YOUR TASK — Separate out the lines that hold "incision".

##### RECORD EXTRACTS

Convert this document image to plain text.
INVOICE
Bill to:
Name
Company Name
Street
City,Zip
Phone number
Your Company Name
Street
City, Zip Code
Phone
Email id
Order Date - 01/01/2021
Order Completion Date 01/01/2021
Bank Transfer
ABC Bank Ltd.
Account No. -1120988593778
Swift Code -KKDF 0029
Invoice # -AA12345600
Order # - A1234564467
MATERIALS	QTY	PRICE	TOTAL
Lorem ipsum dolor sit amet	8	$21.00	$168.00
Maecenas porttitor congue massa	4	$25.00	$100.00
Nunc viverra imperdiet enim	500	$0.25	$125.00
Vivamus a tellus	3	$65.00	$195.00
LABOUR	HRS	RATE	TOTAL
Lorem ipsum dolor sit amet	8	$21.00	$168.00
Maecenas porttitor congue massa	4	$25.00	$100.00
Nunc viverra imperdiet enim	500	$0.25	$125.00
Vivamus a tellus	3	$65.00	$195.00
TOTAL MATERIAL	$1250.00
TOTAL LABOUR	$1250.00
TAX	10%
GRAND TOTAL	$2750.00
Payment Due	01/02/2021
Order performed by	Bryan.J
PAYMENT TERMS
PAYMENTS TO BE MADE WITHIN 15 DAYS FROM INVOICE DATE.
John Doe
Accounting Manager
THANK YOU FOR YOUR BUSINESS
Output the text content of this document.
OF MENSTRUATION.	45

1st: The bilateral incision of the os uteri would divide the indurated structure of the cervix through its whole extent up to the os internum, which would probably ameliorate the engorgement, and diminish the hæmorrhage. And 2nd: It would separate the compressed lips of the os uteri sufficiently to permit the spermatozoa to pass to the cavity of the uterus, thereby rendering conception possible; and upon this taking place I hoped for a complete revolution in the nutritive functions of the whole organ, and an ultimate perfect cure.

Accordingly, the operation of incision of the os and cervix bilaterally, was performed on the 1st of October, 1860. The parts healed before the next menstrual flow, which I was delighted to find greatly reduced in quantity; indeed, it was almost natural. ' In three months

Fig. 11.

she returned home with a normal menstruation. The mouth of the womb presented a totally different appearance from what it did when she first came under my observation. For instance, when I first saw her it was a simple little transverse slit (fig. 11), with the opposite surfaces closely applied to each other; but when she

##########
##### RECORD EXTRACTS

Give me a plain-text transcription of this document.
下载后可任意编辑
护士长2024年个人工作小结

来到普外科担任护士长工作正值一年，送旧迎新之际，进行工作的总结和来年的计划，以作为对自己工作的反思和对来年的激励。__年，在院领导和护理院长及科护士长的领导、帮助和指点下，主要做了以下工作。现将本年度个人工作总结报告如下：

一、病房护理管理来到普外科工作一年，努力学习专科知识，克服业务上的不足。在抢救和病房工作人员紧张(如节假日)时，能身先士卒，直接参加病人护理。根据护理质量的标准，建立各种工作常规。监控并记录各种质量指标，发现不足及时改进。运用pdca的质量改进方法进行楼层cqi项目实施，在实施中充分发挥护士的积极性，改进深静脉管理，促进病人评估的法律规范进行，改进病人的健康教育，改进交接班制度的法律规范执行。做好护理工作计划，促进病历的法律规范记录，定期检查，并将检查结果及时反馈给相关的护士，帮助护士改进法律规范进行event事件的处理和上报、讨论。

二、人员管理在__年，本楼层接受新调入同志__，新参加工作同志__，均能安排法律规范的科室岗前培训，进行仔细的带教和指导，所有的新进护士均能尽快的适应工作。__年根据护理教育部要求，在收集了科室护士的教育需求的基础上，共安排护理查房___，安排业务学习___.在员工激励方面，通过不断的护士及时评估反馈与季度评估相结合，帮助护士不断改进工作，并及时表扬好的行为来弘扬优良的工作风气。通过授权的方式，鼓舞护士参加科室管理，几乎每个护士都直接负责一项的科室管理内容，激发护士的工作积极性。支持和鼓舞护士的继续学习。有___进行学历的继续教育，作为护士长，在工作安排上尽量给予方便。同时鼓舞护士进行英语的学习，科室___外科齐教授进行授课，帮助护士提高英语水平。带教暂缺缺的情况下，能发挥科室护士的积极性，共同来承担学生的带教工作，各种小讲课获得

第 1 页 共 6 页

##########

EXERCISE OUTPUT —
1st: The bilateral incision of the os uteri would divide the indurated structure of the cervix through its whole extent up to the os internum, which would probably ameliorate the engorgement, and diminish the hæmorrhage. And 2nd: It would separate the compressed lips of the os uteri sufficiently to permit the spermatozoa to pass to the cavity of the uterus, thereby rendering conception possible; and upon this taking place I hoped for a complete revolution in the nutritive functions of the whole organ, and an ultimate perfect cure.
Accordingly, the operation of incision of the os and cervix bilaterally, was performed on the 1st of October, 1860. The parts healed before the next menstrual flow, which I was delighted to find greatly reduced in quantity; indeed, it was almost natural. ' In three months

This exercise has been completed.